##### Text

All of lore.kernel.org
 help / color / mirror / Atom feed
From: Andrea Righi <andrea.righi@canonical.com>
To: "Huang, Ying" <ying.huang@intel.com>
Cc: Andrew Morton <akpm@linux-foundation.org>,
	Minchan Kim <minchan@kernel.org>,
	Anchal Agarwal <anchalag@amazon.com>,
	linux-mm@kvack.org, linux-kernel@vger.kernel.org
Subject: Re: [PATCH v2] mm: swap: use fixed-size readahead during swapoff
Date: Thu, 16 Apr 2020 19:21:58 +0200	[thread overview]
Message-ID: <20200416172158.GA3352@xps-13> (raw)
In-Reply-To: <871rooz2gs.fsf@yhuang-dev.intel.com>

On Thu, Apr 16, 2020 at 08:41:39AM +0800, Huang, Ying wrote:
> Andrea Righi <andrea.righi@canonical.com> writes:
> 
> > On Wed, Apr 15, 2020 at 09:32:47AM +0200, Andrea Righi wrote:
> >> On Wed, Apr 15, 2020 at 10:37:00AM +0800, Huang, Ying wrote:
> >> > Andrea Righi <andrea.righi@canonical.com> writes:
> >> > 
> >> > > On Tue, Apr 14, 2020 at 09:31:24AM +0800, Huang, Ying wrote:
> >> > >> Andrea Righi <andrea.righi@canonical.com> writes:
> >> > >> 
> >> > >> > On Mon, Apr 13, 2020 at 09:00:34PM +0800, Huang, Ying wrote:
> >> > >> >> Andrea Righi <andrea.righi@canonical.com> writes:
> >> > >> >> 
> >> > >> >> [snip]
> >> > >> >> 
> >> > >> >> > diff --git a/mm/swap_state.c b/mm/swap_state.c
> >> > >> >> > index ebed37bbf7a3..c71abc8df304 100644
> >> > >> >> > --- a/mm/swap_state.c
> >> > >> >> > +++ b/mm/swap_state.c
> >> > >> >> > @@ -20,6 +20,7 @@
> >> > >> >> >  #include <linux/migrate.h>
> >> > >> >> >  #include <linux/vmalloc.h>
> >> > >> >> >  #include <linux/swap_slots.h>
> >> > >> >> > +#include <linux/oom.h>
> >> > >> >> >  #include <linux/huge_mm.h>
> >> > >> >> >  
> >> > >> >> >  #include <asm/pgtable.h>
> >> > >> >> > @@ -507,6 +508,14 @@ static unsigned long swapin_nr_pages(unsigned long offset)

##########

» **Stated problem 1**:
Which header files appear in #include lines in the diff quoted in the swap readahead email?
» **Stated problem 2**:
Rewrite the header block of the swap readahead email that begins "From: Andrea Righi" as a short list.
» **Stated problem 3**:
Which source file does the quoted diff in the swap readahead email modify?
Base every answer on the swap readahead email alone.

##### Data section

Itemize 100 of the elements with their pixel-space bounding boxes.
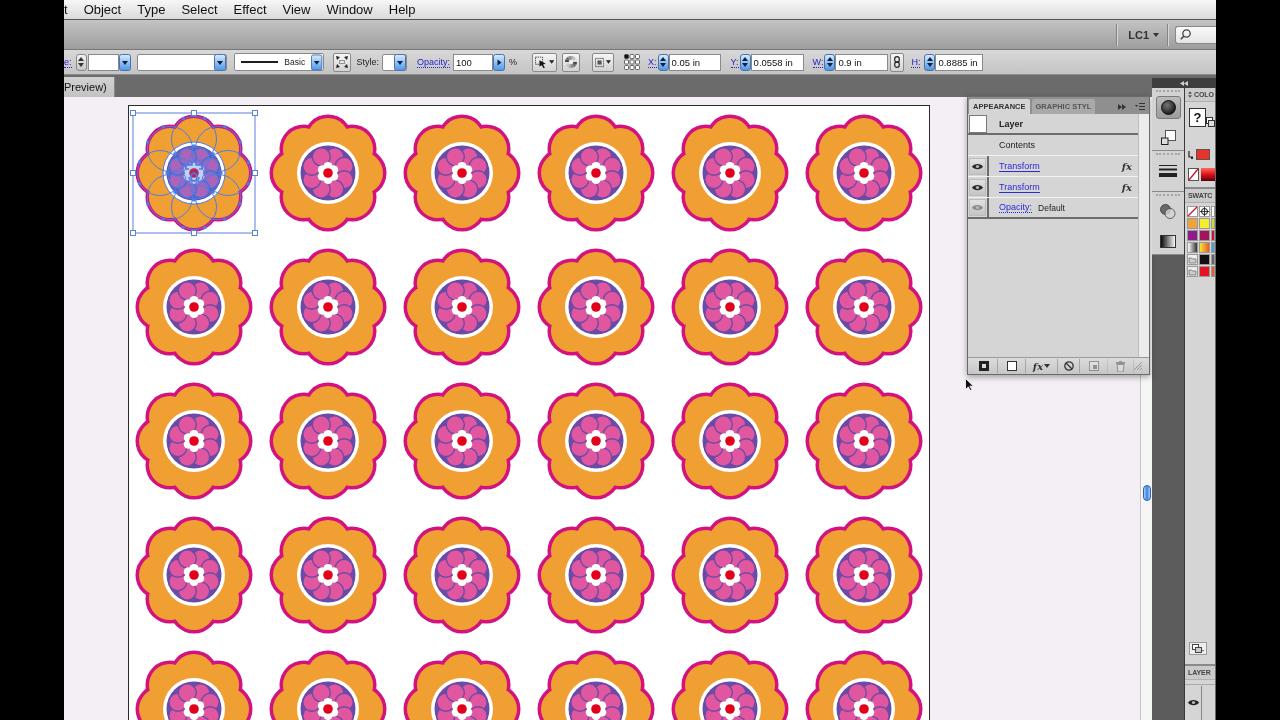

##########

» **Task result 1**:
linux/migrate.h, linux/vmalloc.h, linux/swap_slots.h, linux/oom.h, linux/huge_mm.h, asm/pgtable.h

» **Task result 2**:
- Sender: Andrea Righi (andrea.righi@canonical.com)
- Recipient: Huang, Ying (ying.huang@intel.com)
- Cc: Andrew Morton, Minchan Kim, Anchal Agarwal, linux-mm@kvack.org, linux-kernel@vger.kernel.org
- Subject: Re: [PATCH v2] mm: swap: use fixed-size readahead during swapoff
- Date: Thu, 16 Apr 2020 19:21:58 +0200
- Message-ID: <20200416172158.GA3352@xps-13>
- In reply to: <871rooz2gs.fsf@yhuang-dev.intel.com>

» **Task result 3**:
mm/swap_state.c